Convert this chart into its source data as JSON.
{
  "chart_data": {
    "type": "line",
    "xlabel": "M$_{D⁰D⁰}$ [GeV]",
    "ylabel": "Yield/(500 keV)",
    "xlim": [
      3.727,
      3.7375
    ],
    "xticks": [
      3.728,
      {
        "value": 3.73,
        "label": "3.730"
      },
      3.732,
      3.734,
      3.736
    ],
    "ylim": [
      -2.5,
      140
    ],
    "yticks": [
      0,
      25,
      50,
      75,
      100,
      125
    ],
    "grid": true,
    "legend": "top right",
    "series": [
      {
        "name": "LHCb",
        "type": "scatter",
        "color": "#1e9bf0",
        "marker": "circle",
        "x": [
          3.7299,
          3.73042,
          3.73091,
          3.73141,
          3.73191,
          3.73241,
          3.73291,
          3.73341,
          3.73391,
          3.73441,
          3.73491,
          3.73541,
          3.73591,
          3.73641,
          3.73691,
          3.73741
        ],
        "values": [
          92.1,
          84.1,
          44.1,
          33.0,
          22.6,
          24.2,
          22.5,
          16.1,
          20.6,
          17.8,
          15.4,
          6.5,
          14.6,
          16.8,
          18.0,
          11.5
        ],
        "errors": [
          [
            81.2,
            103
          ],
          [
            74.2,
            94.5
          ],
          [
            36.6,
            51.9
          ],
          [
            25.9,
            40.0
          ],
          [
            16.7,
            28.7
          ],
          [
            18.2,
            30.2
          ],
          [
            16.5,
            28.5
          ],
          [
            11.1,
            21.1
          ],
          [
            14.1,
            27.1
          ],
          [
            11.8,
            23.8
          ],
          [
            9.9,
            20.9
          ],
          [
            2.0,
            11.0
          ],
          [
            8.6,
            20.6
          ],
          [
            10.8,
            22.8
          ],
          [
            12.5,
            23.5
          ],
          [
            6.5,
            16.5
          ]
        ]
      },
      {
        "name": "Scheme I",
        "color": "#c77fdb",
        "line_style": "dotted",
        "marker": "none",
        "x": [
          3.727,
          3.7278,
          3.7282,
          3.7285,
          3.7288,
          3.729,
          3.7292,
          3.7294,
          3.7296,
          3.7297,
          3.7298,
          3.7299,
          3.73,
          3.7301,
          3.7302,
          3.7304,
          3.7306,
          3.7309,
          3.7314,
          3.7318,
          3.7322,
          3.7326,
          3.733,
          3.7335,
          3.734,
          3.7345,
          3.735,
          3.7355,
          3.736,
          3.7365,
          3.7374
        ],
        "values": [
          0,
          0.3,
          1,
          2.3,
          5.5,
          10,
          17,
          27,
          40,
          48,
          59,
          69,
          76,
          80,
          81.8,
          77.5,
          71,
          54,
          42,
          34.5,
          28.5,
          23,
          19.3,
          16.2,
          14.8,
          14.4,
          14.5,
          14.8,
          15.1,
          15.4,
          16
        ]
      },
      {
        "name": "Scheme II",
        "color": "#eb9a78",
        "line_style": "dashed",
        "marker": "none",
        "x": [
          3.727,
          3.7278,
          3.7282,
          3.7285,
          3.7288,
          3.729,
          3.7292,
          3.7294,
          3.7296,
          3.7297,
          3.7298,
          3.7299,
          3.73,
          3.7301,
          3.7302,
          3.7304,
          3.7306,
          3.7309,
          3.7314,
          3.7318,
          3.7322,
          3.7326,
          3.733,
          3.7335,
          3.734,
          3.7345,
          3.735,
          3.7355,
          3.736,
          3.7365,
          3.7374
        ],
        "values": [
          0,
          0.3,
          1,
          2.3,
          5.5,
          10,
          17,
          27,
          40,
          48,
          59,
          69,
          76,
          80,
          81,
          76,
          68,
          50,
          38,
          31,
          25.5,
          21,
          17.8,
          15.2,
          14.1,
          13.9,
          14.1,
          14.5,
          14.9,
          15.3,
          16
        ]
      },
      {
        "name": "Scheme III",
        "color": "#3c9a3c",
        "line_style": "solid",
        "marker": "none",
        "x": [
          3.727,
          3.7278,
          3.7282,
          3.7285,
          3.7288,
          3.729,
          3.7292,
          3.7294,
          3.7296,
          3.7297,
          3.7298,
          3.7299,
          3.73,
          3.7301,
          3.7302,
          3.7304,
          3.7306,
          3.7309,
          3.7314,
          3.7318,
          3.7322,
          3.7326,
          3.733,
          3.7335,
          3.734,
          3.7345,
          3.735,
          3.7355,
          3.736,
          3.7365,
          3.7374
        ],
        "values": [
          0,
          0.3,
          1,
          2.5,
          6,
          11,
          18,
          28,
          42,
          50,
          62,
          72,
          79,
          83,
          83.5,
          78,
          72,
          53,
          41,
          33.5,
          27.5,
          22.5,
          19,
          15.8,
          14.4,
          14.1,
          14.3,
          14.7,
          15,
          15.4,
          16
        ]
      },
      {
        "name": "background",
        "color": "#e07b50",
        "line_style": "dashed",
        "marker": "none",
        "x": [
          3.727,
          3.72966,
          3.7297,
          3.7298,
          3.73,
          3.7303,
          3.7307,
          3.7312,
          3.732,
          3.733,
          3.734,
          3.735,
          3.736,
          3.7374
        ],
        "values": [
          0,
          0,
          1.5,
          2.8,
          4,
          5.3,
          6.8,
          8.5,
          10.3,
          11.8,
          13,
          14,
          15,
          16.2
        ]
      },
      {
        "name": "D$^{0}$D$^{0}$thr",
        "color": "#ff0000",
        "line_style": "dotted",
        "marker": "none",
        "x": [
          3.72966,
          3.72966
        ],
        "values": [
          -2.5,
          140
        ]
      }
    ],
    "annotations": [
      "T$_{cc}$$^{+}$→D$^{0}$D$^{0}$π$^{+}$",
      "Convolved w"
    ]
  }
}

= = = = = = =

#### Stated problem
Restate all of the entries above precisely.

#### Output of the exercise
Convert this chart into its source data as JSON.
{
  "chart_data": {
    "type": "line",
    "xlabel": "M$_{D⁰D⁰}$ [GeV]",
    "ylabel": "Yield/(500 keV)",
    "xlim": [
      3.727,
      3.7375
    ],
    "xticks": [
      3.728,
      {
        "value": 3.73,
        "label": "3.730"
      },
      3.732,
      3.734,
      3.736
    ],
    "ylim": [
      -2.5,
      140
    ],
    "yticks": [
      0,
      25,
      50,
      75,
      100,
      125
    ],
    "grid": true,
    "legend": "top right",
    "series": [
      {
        "name": "LHCb",
        "type": "scatter",
        "color": "#1e9bf0",
        "marker": "circle",
        "x": [
          3.7299,
          3.73042,
          3.73091,
          3.73141,
          3.73191,
          3.73241,
          3.73291,
          3.73341,
          3.73391,
          3.73441,
          3.73491,
          3.73541,
          3.73591,
          3.73641,
          3.73691,
          3.73741
        ],
        "values": [
          92.1,
          84.1,
          44.1,
          33.0,
          22.6,
          24.2,
          22.5,
          16.1,
          20.6,
          17.8,
          15.4,
          6.5,
          14.6,
          16.8,
          18.0,
          11.5
        ],
        "errors": [
          [
            81.2,
            103
          ],
          [
            74.2,
            94.5
          ],
          [
            36.6,
            51.9
          ],
          [
            25.9,
            40.0
          ],
          [
            16.7,
            28.7
          ],
          [
            18.2,
            30.2
          ],
          [
            16.5,
            28.5
          ],
          [
            11.1,
            21.1
          ],
          [
            14.1,
            27.1
          ],
          [
            11.8,
            23.8
          ],
          [
            9.9,
            20.9
          ],
          [
            2.0,
            11.0
          ],
          [
            8.6,
            20.6
          ],
          [
            10.8,
            22.8
          ],
          [
            12.5,
            23.5
          ],
          [
            6.5,
            16.5
          ]
        ]
      },
      {
        "name": "Scheme I",
        "color": "#c77fdb",
        "line_style": "dotted",
        "marker": "none",
        "x": [
          3.727,
          3.7278,
          3.7282,
          3.7285,
          3.7288,
          3.729,
          3.7292,
          3.7294,
          3.7296,
          3.7297,
          3.7298,
          3.7299,
          3.73,
          3.7301,
          3.7302,
          3.7304,
          3.7306,
          3.7309,
          3.7314,
          3.7318,
          3.7322,
          3.7326,
          3.733,
          3.7335,
          3.734,
          3.7345,
          3.735,
          3.7355,
          3.736,
          3.7365,
          3.7374
        ],
        "values": [
          0,
          0.3,
          1,
          2.3,
          5.5,
          10,
          17,
          27,
          40,
          48,
          59,
          69,
          76,
          80,
          81.8,
          77.5,
          71,
          54,
          42,
          34.5,
          28.5,
          23,
          19.3,
          16.2,
          14.8,
          14.4,
          14.5,
          14.8,
          15.1,
          15.4,
          16
        ]
      },
      {
        "name": "Scheme II",
        "color": "#eb9a78",
        "line_style": "dashed",
        "marker": "none",
        "x": [
          3.727,
          3.7278,
          3.7282,
          3.7285,
          3.7288,
          3.729,
          3.7292,
          3.7294,
          3.7296,
          3.7297,
          3.7298,
          3.7299,
          3.73,
          3.7301,
          3.7302,
          3.7304,
          3.7306,
          3.7309,
          3.7314,
          3.7318,
          3.7322,
          3.7326,
          3.733,
          3.7335,
          3.734,
          3.7345,
          3.735,
          3.7355,
          3.736,
          3.7365,
          3.7374
        ],
        "values": [
          0,
          0.3,
          1,
          2.3,
          5.5,
          10,
          17,
          27,
          40,
          48,
          59,
          69,
          76,
          80,
          81,
          76,
          68,
          50,
          38,
          31,
          25.5,
          21,
          17.8,
          15.2,
          14.1,
          13.9,
          14.1,
          14.5,
          14.9,
          15.3,
          16
        ]
      },
      {
        "name": "Scheme III",
        "color": "#3c9a3c",
        "line_style": "solid",
        "marker": "none",
        "x": [
          3.727,
          3.7278,
          3.7282,
          3.7285,
          3.7288,
          3.729,
          3.7292,
          3.7294,
          3.7296,
          3.7297,
          3.7298,
          3.7299,
          3.73,
          3.7301,
          3.7302,
          3.7304,
          3.7306,
          3.7309,
          3.7314,
          3.7318,
          3.7322,
          3.7326,
          3.733,
          3.7335,
          3.734,
          3.7345,
          3.735,
          3.7355,
          3.736,
          3.7365,
          3.7374
        ],
        "values": [
          0,
          0.3,
          1,
          2.5,
          6,
          11,
          18,
          28,
          42,
          50,
          62,
          72,
          79,
          83,
          83.5,
          78,
          72,
          53,
          41,
          33.5,
          27.5,
          22.5,
          19,
          15.8,
          14.4,
          14.1,
          14.3,
          14.7,
          15,
          15.4,
          16
        ]
      },
      {
        "name": "background",
        "color": "#e07b50",
        "line_style": "dashed",
        "marker": "none",
        "x": [
          3.727,
          3.72966,
          3.7297,
          3.7298,
          3.73,
          3.7303,
          3.7307,
          3.7312,
          3.732,
          3.733,
          3.734,
          3.735,
          3.736,
          3.7374
        ],
        "values": [
          0,
          0,
          1.5,
          2.8,
          4,
          5.3,
          6.8,
          8.5,
          10.3,
          11.8,
          13,
          14,
          15,
          16.2
        ]
      },
      {
        "name": "D$^{0}$D$^{0}$thr",
        "color": "#ff0000",
        "line_style": "dotted",
        "marker": "none",
        "x": [
          3.72966,
          3.72966
        ],
        "values": [
          -2.5,
          140
        ]
      }
    ],
    "annotations": [
      "T$_{cc}$$^{+}$→D$^{0}$D$^{0}$π$^{+}$",
      "Convolved w"
    ]
  }
}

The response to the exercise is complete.